Replace every occurrence of "ruler-tick" with "ruler-mark" in the listing below, and write it out again with nothing else changed.
** Begin **
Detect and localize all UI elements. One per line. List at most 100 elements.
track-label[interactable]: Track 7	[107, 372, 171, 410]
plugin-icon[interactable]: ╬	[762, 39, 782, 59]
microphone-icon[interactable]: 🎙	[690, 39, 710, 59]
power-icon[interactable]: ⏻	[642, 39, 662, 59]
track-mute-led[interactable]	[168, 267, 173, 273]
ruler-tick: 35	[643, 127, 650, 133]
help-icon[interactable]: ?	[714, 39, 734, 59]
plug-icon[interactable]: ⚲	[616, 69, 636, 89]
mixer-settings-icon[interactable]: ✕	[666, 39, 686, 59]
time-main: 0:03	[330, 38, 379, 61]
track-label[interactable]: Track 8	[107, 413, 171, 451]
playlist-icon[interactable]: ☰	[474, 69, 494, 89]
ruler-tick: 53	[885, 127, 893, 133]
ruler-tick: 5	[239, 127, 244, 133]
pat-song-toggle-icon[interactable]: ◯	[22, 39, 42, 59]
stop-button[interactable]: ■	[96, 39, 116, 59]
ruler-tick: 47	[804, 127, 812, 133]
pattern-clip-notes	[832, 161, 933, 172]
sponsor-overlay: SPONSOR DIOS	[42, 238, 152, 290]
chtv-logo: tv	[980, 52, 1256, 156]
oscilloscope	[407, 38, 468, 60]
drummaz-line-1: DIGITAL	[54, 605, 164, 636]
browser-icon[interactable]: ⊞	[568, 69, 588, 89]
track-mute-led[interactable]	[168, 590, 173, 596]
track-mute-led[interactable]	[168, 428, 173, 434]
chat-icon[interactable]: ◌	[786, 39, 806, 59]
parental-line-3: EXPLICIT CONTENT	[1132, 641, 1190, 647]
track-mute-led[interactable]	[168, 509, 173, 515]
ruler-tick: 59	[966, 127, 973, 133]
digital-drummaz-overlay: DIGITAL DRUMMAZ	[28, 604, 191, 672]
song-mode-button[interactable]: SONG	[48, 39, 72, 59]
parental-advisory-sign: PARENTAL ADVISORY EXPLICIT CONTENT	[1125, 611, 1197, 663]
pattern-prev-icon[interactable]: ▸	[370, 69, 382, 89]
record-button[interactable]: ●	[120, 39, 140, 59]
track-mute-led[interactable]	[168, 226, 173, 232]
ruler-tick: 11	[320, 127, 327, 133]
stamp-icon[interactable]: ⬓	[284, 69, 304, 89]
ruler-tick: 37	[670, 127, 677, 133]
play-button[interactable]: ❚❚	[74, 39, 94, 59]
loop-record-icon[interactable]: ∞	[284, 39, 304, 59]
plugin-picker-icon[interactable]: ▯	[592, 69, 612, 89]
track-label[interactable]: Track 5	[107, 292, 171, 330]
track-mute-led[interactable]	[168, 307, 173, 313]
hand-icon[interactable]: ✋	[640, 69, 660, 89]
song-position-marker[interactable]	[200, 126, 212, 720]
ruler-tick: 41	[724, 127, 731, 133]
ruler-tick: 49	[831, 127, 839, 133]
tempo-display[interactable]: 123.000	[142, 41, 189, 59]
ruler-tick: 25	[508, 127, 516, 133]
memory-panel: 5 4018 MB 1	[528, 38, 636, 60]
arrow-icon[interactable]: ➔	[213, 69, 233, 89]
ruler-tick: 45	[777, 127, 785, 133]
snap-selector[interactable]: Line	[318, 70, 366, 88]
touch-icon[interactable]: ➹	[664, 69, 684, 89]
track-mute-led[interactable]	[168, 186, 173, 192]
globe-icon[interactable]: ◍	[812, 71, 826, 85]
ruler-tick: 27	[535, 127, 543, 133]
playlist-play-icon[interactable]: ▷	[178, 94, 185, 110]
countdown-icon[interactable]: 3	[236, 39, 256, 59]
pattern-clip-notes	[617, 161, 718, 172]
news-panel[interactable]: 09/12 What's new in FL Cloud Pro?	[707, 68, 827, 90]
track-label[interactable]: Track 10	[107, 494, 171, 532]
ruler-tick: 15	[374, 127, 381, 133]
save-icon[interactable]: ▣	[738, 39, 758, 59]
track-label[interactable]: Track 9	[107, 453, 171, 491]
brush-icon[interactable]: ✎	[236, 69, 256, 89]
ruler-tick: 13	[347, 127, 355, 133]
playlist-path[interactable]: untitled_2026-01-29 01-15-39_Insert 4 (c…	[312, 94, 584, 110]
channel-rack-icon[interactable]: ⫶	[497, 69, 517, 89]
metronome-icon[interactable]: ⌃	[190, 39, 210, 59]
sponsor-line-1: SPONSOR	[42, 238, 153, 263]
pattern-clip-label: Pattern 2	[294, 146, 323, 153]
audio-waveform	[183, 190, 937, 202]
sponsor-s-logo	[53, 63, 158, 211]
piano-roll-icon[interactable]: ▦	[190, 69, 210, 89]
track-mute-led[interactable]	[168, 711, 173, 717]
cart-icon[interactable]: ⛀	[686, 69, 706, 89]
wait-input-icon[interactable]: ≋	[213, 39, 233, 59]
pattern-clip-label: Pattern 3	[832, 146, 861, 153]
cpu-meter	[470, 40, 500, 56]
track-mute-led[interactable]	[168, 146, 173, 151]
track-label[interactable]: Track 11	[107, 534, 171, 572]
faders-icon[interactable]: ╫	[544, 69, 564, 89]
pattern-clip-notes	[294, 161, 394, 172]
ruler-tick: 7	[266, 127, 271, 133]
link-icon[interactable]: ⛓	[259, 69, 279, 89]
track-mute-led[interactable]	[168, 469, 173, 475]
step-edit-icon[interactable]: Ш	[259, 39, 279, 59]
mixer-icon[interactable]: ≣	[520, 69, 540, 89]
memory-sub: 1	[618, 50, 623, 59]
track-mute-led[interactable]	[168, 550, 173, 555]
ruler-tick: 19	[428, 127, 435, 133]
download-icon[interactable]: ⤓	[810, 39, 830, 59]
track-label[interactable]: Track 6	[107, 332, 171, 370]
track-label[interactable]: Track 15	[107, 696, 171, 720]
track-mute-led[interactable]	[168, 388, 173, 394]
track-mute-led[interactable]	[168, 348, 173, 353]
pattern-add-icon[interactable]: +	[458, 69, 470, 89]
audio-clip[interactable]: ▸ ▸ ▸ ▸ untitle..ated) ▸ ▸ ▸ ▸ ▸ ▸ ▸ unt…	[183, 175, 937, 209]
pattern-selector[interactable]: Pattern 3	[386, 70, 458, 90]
** End **
# [TASK RESULT]
Detect and localize all UI elements. One per line. List at most 100 elements.
track-label[interactable]: Track 7	[107, 372, 171, 410]
plugin-icon[interactable]: ╬	[762, 39, 782, 59]
microphone-icon[interactable]: 🎙	[690, 39, 710, 59]
power-icon[interactable]: ⏻	[642, 39, 662, 59]
track-mute-led[interactable]	[168, 267, 173, 273]
ruler-mark: 35	[643, 127, 650, 133]
help-icon[interactable]: ?	[714, 39, 734, 59]
plug-icon[interactable]: ⚲	[616, 69, 636, 89]
mixer-settings-icon[interactable]: ✕	[666, 39, 686, 59]
time-main: 0:03	[330, 38, 379, 61]
track-label[interactable]: Track 8	[107, 413, 171, 451]
playlist-icon[interactable]: ☰	[474, 69, 494, 89]
ruler-mark: 53	[885, 127, 893, 133]
ruler-mark: 5	[239, 127, 244, 133]
pat-song-toggle-icon[interactable]: ◯	[22, 39, 42, 59]
stop-button[interactable]: ■	[96, 39, 116, 59]
ruler-mark: 47	[804, 127, 812, 133]
pattern-clip-notes	[832, 161, 933, 172]
sponsor-overlay: SPONSOR DIOS	[42, 238, 152, 290]
chtv-logo: tv	[980, 52, 1256, 156]
oscilloscope	[407, 38, 468, 60]
drummaz-line-1: DIGITAL	[54, 605, 164, 636]
browser-icon[interactable]: ⊞	[568, 69, 588, 89]
track-mute-led[interactable]	[168, 590, 173, 596]
track-mute-led[interactable]	[168, 428, 173, 434]
chat-icon[interactable]: ◌	[786, 39, 806, 59]
parental-line-3: EXPLICIT CONTENT	[1132, 641, 1190, 647]
track-mute-led[interactable]	[168, 509, 173, 515]
ruler-mark: 59	[966, 127, 973, 133]
digital-drummaz-overlay: DIGITAL DRUMMAZ	[28, 604, 191, 672]
song-mode-button[interactable]: SONG	[48, 39, 72, 59]
parental-advisory-sign: PARENTAL ADVISORY EXPLICIT CONTENT	[1125, 611, 1197, 663]
pattern-prev-icon[interactable]: ▸	[370, 69, 382, 89]
record-button[interactable]: ●	[120, 39, 140, 59]
track-mute-led[interactable]	[168, 226, 173, 232]
ruler-mark: 11	[320, 127, 327, 133]
stamp-icon[interactable]: ⬓	[284, 69, 304, 89]
ruler-mark: 37	[670, 127, 677, 133]
play-button[interactable]: ❚❚	[74, 39, 94, 59]
loop-record-icon[interactable]: ∞	[284, 39, 304, 59]
plugin-picker-icon[interactable]: ▯	[592, 69, 612, 89]
track-label[interactable]: Track 5	[107, 292, 171, 330]
track-mute-led[interactable]	[168, 307, 173, 313]
hand-icon[interactable]: ✋	[640, 69, 660, 89]
song-position-marker[interactable]	[200, 126, 212, 720]
ruler-mark: 41	[724, 127, 731, 133]
ruler-mark: 49	[831, 127, 839, 133]
tempo-display[interactable]: 123.000	[142, 41, 189, 59]
ruler-mark: 25	[508, 127, 516, 133]
memory-panel: 5 4018 MB 1	[528, 38, 636, 60]
arrow-icon[interactable]: ➔	[213, 69, 233, 89]
ruler-mark: 45	[777, 127, 785, 133]
snap-selector[interactable]: Line	[318, 70, 366, 88]
touch-icon[interactable]: ➹	[664, 69, 684, 89]
track-mute-led[interactable]	[168, 186, 173, 192]
globe-icon[interactable]: ◍	[812, 71, 826, 85]
ruler-mark: 27	[535, 127, 543, 133]
playlist-play-icon[interactable]: ▷	[178, 94, 185, 110]
countdown-icon[interactable]: 3	[236, 39, 256, 59]
pattern-clip-notes	[617, 161, 718, 172]
news-panel[interactable]: 09/12 What's new in FL Cloud Pro?	[707, 68, 827, 90]
track-label[interactable]: Track 10	[107, 494, 171, 532]
ruler-mark: 15	[374, 127, 381, 133]
save-icon[interactable]: ▣	[738, 39, 758, 59]
track-label[interactable]: Track 9	[107, 453, 171, 491]
brush-icon[interactable]: ✎	[236, 69, 256, 89]
ruler-mark: 13	[347, 127, 355, 133]
playlist-path[interactable]: untitled_2026-01-29 01-15-39_Insert 4 (c…	[312, 94, 584, 110]
channel-rack-icon[interactable]: ⫶	[497, 69, 517, 89]
metronome-icon[interactable]: ⌃	[190, 39, 210, 59]
sponsor-line-1: SPONSOR	[42, 238, 153, 263]
pattern-clip-label: Pattern 2	[294, 146, 323, 153]
audio-waveform	[183, 190, 937, 202]
sponsor-s-logo	[53, 63, 158, 211]
piano-roll-icon[interactable]: ▦	[190, 69, 210, 89]
track-mute-led[interactable]	[168, 711, 173, 717]
cart-icon[interactable]: ⛀	[686, 69, 706, 89]
wait-input-icon[interactable]: ≋	[213, 39, 233, 59]
pattern-clip-label: Pattern 3	[832, 146, 861, 153]
cpu-meter	[470, 40, 500, 56]
track-mute-led[interactable]	[168, 146, 173, 151]
track-label[interactable]: Track 11	[107, 534, 171, 572]
faders-icon[interactable]: ╫	[544, 69, 564, 89]
pattern-clip-notes	[294, 161, 394, 172]
ruler-mark: 7	[266, 127, 271, 133]
link-icon[interactable]: ⛓	[259, 69, 279, 89]
track-mute-led[interactable]	[168, 469, 173, 475]
step-edit-icon[interactable]: Ш	[259, 39, 279, 59]
mixer-icon[interactable]: ≣	[520, 69, 540, 89]
memory-sub: 1	[618, 50, 623, 59]
track-mute-led[interactable]	[168, 550, 173, 555]
ruler-mark: 19	[428, 127, 435, 133]
download-icon[interactable]: ⤓	[810, 39, 830, 59]
track-label[interactable]: Track 6	[107, 332, 171, 370]
track-label[interactable]: Track 15	[107, 696, 171, 720]
track-mute-led[interactable]	[168, 388, 173, 394]
track-mute-led[interactable]	[168, 348, 173, 353]
pattern-add-icon[interactable]: +	[458, 69, 470, 89]
audio-clip[interactable]: ▸ ▸ ▸ ▸ untitle..ated) ▸ ▸ ▸ ▸ ▸ ▸ ▸ unt…	[183, 175, 937, 209]
pattern-selector[interactable]: Pattern 3	[386, 70, 458, 90]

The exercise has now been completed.